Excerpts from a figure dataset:
------------------------------------------------

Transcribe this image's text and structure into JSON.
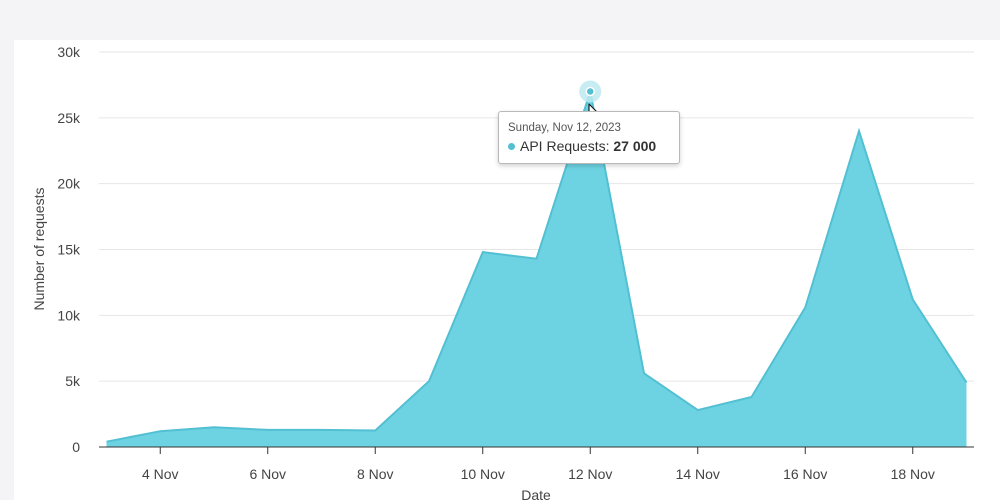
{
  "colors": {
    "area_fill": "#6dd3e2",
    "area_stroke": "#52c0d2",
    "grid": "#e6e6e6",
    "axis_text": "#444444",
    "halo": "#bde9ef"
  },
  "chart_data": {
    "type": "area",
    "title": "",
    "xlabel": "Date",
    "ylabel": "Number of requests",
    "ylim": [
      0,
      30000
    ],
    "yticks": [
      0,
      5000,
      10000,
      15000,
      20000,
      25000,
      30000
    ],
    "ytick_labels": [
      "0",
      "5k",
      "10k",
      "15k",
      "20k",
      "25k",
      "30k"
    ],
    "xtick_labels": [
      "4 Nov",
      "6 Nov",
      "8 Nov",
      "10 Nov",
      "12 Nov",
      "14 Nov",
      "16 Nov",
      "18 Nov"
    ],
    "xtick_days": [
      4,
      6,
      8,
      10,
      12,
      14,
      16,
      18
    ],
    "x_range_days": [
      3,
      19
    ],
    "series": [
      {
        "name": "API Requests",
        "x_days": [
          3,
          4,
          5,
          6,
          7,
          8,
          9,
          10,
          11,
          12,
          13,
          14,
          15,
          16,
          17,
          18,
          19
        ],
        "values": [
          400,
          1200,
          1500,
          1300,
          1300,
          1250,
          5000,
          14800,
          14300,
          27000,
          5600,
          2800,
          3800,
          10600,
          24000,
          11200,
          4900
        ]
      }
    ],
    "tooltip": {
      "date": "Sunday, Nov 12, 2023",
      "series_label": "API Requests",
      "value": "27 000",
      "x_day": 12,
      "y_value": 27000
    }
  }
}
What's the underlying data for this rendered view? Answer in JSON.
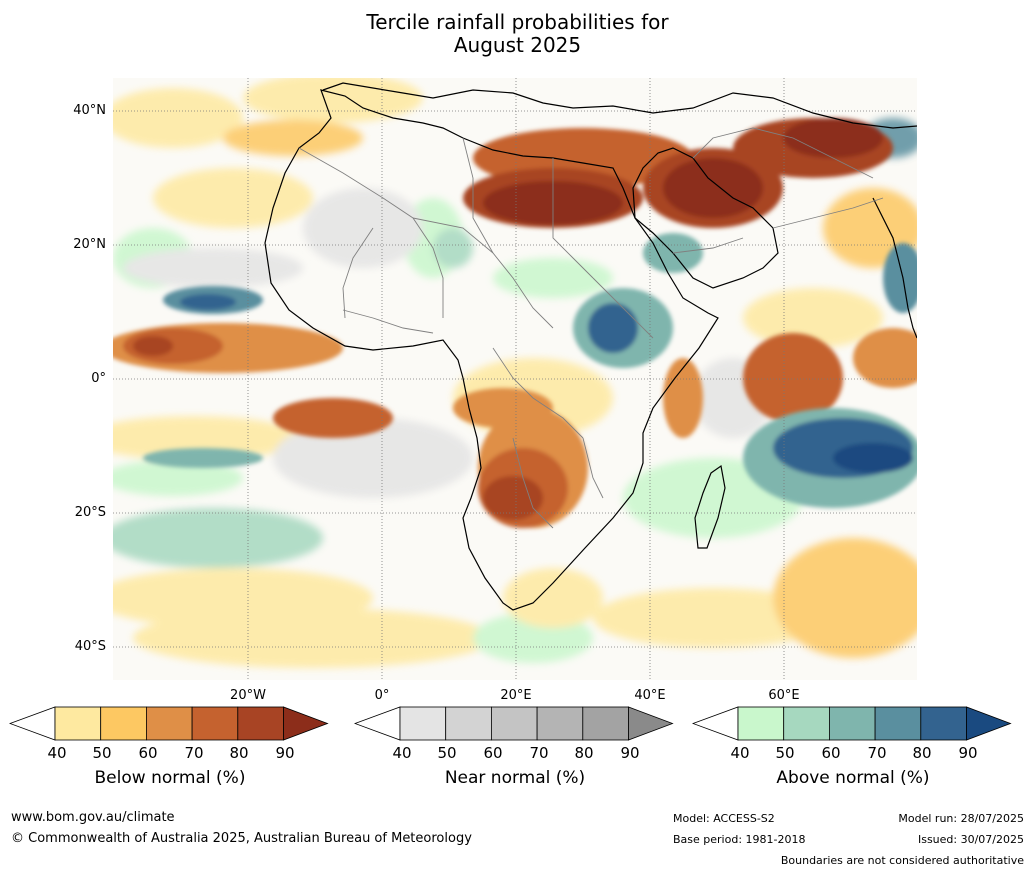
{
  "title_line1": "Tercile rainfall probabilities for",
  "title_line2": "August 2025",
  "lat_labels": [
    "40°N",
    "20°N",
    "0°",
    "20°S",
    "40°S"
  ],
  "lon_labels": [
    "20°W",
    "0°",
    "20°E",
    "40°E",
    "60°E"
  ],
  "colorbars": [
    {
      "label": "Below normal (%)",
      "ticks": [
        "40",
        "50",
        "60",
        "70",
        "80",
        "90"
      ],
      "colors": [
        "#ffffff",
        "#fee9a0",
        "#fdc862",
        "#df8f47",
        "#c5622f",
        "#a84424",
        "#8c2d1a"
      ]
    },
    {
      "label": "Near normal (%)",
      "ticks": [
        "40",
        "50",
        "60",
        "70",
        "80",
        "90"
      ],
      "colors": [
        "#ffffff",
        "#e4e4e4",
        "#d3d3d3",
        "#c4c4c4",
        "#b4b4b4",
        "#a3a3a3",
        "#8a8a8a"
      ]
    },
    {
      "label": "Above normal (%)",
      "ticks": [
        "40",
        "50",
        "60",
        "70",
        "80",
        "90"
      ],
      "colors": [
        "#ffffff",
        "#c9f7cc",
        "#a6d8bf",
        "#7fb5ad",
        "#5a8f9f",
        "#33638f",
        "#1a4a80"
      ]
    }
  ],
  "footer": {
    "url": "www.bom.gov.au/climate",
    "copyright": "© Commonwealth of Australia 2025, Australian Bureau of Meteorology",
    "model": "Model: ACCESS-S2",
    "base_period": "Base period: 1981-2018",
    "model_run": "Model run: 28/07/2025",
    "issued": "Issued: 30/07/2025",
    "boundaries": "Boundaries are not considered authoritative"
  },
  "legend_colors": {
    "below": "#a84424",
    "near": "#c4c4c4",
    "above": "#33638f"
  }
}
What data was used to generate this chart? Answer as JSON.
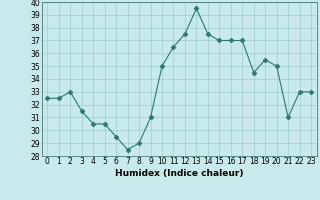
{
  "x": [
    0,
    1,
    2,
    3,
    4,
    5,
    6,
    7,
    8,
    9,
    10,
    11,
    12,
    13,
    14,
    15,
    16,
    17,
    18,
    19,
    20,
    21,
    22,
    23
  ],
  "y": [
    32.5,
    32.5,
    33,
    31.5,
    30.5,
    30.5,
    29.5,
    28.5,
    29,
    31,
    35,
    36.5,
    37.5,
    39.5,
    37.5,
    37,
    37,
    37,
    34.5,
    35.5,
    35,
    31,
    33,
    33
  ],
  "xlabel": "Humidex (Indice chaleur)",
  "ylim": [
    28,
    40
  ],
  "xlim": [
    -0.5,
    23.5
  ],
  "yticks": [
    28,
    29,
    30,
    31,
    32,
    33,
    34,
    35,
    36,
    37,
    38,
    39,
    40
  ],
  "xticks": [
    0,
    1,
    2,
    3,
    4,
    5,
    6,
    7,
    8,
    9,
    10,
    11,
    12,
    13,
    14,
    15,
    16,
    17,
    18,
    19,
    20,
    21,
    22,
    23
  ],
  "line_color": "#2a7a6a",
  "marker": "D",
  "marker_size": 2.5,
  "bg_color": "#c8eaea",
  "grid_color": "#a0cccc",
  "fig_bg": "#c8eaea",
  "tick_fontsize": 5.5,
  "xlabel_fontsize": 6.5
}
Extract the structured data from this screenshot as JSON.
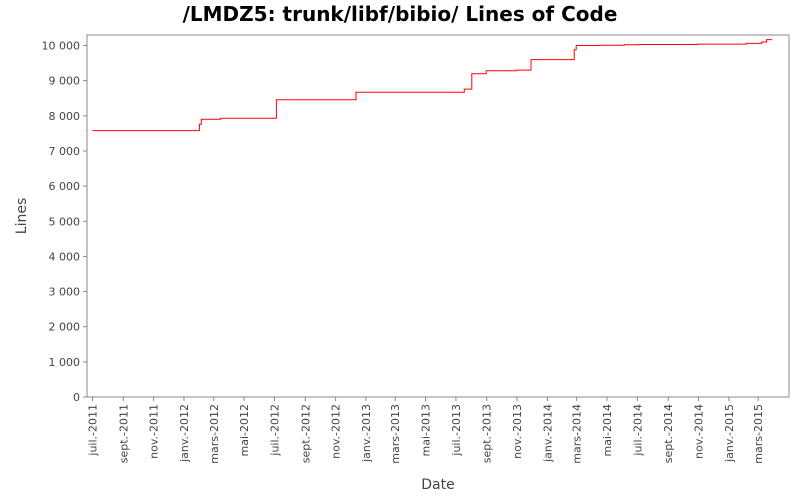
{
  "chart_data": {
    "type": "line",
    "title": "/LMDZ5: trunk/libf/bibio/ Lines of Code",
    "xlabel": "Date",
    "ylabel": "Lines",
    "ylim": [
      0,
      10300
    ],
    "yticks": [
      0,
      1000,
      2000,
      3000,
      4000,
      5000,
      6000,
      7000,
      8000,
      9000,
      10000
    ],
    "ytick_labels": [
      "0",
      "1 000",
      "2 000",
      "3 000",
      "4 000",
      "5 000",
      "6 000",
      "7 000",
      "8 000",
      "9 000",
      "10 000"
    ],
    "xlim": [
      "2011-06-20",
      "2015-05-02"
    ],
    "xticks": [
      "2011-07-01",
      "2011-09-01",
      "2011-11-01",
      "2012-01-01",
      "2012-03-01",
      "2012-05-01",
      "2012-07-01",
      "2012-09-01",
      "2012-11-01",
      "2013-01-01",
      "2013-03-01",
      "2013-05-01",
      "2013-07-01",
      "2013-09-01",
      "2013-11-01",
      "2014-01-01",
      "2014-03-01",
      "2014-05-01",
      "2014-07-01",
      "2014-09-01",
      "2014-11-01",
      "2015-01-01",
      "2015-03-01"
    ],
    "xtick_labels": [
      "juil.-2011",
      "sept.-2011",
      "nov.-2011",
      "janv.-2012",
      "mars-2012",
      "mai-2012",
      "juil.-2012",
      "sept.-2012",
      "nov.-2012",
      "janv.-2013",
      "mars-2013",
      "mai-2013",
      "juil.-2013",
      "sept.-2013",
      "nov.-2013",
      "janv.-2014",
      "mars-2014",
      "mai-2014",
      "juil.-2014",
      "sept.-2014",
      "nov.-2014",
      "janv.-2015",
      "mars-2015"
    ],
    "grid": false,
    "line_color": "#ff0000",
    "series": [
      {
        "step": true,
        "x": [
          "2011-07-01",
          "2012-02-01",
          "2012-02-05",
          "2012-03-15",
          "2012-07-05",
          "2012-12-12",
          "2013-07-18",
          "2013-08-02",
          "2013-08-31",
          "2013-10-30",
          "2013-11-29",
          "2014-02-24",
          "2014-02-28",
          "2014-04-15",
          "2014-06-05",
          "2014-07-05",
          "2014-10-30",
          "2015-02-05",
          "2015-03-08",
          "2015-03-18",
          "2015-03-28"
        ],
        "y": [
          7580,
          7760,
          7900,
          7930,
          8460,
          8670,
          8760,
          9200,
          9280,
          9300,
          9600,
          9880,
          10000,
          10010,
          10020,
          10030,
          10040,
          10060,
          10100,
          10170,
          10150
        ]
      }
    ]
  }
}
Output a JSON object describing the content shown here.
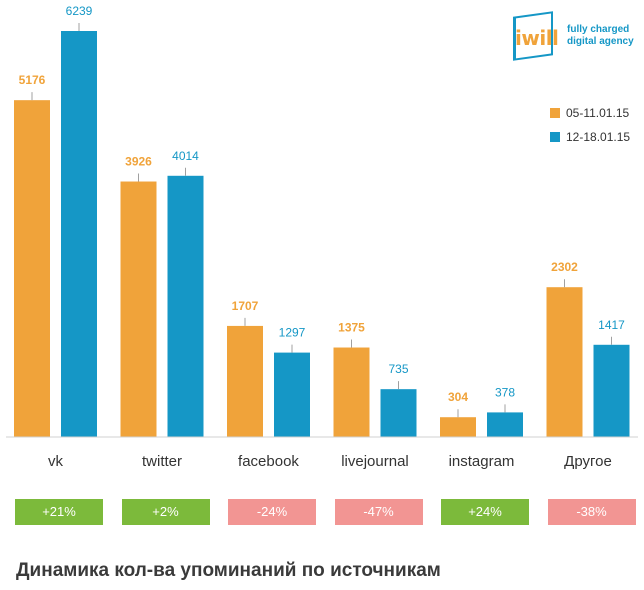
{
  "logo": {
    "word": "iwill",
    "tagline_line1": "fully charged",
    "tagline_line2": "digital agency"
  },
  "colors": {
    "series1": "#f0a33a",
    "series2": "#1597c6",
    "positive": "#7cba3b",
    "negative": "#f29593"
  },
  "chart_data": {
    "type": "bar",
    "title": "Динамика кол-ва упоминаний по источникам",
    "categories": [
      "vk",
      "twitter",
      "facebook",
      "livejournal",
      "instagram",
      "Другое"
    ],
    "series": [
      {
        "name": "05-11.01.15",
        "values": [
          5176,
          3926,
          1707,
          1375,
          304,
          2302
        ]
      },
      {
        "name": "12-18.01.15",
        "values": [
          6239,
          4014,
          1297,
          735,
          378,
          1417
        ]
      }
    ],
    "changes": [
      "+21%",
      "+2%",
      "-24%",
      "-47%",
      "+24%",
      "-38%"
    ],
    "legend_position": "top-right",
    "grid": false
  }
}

------------------------------------------------

### Directions for this task
Copy out every line of the data that includes the word "normal".

### Reply to the exercise
      "label": "Below normal (%)",
      "label": "Near normal (%)",
      "label": "Above normal (%)",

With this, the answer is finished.